> Aim:
Search the records below for the word "center". Pull out each line that has it.

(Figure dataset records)
● ● ● ●

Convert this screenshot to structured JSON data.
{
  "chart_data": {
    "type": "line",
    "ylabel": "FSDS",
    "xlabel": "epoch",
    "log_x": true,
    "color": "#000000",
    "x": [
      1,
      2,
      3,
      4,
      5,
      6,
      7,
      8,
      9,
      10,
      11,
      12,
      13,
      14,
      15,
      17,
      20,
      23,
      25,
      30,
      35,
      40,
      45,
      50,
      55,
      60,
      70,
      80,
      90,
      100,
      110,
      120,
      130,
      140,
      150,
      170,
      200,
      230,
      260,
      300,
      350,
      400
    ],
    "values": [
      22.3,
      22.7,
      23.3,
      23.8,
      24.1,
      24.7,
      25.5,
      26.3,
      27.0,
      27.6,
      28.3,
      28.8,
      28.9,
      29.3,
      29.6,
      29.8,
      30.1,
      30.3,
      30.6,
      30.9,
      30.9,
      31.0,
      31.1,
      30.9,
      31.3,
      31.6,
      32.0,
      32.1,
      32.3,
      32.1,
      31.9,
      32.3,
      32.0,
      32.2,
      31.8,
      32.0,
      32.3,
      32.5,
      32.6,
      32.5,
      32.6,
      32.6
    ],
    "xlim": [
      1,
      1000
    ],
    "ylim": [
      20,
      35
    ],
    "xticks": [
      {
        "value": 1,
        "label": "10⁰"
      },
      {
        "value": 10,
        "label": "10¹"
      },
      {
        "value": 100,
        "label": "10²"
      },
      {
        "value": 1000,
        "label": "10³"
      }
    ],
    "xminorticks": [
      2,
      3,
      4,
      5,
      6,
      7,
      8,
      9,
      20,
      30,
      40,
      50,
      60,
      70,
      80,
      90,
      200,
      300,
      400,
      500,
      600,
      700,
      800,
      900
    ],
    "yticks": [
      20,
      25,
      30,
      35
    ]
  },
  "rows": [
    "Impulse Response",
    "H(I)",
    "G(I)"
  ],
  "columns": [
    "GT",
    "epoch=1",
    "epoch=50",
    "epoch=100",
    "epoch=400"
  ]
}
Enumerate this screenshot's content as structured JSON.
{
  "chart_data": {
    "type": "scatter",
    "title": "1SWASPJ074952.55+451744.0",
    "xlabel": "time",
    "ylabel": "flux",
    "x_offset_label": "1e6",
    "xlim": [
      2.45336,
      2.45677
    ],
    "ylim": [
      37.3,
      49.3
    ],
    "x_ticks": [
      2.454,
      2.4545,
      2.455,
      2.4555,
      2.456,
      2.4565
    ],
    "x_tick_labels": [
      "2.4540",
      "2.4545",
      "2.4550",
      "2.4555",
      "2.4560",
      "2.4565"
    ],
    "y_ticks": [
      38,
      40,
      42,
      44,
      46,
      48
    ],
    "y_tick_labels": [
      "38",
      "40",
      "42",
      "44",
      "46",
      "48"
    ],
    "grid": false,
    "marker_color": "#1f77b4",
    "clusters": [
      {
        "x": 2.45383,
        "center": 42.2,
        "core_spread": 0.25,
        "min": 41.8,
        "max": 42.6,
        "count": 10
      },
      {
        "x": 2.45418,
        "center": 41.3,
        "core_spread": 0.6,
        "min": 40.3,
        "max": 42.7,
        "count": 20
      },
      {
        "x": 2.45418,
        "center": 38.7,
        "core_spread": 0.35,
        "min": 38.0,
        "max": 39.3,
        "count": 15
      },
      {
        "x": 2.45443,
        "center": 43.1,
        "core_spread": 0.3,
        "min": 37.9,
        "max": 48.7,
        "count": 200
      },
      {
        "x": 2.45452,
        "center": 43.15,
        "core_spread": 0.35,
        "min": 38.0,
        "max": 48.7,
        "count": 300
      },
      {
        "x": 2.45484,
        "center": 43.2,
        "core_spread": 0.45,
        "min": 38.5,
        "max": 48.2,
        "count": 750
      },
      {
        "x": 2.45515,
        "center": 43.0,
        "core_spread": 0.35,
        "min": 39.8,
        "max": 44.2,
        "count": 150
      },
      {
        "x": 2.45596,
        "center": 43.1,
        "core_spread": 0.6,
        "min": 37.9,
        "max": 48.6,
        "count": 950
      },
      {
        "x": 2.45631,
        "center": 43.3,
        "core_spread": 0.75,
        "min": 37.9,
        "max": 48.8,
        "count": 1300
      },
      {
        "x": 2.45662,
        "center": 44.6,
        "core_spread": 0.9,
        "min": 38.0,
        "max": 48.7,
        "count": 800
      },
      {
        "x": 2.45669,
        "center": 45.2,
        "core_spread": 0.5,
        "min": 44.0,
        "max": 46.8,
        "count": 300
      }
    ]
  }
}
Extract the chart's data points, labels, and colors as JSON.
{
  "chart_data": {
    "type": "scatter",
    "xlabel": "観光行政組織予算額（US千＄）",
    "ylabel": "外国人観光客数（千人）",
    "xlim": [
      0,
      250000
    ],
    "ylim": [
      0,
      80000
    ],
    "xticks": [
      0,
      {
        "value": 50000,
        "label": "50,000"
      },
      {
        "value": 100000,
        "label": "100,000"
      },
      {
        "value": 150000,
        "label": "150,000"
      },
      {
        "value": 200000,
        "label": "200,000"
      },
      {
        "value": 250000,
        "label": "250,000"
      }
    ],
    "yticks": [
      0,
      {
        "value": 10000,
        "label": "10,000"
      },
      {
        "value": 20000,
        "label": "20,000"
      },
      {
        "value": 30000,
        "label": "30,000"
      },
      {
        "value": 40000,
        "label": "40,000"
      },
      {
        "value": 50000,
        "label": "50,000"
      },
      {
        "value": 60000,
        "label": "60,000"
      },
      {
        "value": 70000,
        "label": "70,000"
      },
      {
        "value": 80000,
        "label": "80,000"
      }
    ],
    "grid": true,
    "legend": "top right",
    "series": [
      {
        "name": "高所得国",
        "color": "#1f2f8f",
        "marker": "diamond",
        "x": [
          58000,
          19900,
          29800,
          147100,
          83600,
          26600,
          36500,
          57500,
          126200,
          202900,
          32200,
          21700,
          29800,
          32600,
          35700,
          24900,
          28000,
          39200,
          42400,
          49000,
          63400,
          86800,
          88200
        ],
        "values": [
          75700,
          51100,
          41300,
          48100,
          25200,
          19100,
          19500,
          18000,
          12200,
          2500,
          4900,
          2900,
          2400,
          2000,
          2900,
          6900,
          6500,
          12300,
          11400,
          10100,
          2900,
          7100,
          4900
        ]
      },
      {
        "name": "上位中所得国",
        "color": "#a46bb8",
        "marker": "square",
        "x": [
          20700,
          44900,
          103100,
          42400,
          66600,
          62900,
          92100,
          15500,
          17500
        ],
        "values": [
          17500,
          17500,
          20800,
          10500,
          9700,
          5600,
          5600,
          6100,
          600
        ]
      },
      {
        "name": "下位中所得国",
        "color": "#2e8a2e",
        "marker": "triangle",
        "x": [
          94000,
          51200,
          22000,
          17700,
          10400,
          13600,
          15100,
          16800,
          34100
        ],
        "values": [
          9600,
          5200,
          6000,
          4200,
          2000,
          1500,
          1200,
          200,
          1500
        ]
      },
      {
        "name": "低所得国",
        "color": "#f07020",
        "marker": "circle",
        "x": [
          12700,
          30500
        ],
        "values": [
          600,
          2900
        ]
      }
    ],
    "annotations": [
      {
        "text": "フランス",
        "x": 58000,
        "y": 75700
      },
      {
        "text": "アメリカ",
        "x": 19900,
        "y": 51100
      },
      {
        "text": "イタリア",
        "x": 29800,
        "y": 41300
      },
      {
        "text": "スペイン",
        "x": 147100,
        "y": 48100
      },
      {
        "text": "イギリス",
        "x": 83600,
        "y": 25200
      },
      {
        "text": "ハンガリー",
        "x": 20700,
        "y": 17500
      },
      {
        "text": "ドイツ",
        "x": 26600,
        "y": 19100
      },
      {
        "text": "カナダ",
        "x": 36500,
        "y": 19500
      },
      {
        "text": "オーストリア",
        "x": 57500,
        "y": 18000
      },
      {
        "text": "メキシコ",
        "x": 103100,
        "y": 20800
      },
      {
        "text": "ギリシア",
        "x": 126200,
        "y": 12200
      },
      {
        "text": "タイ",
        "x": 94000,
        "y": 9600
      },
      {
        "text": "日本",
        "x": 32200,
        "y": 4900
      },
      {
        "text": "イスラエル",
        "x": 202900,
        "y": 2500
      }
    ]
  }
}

● ● ● ●

> Exercise output:
        "center": 42.2,
        "center": 41.3,
        "center": 38.7,
        "center": 43.1,
        "center": 43.15,
        "center": 43.2,
        "center": 43.0,
        "center": 43.1,
        "center": 43.3,
        "center": 44.6,
        "center": 45.2,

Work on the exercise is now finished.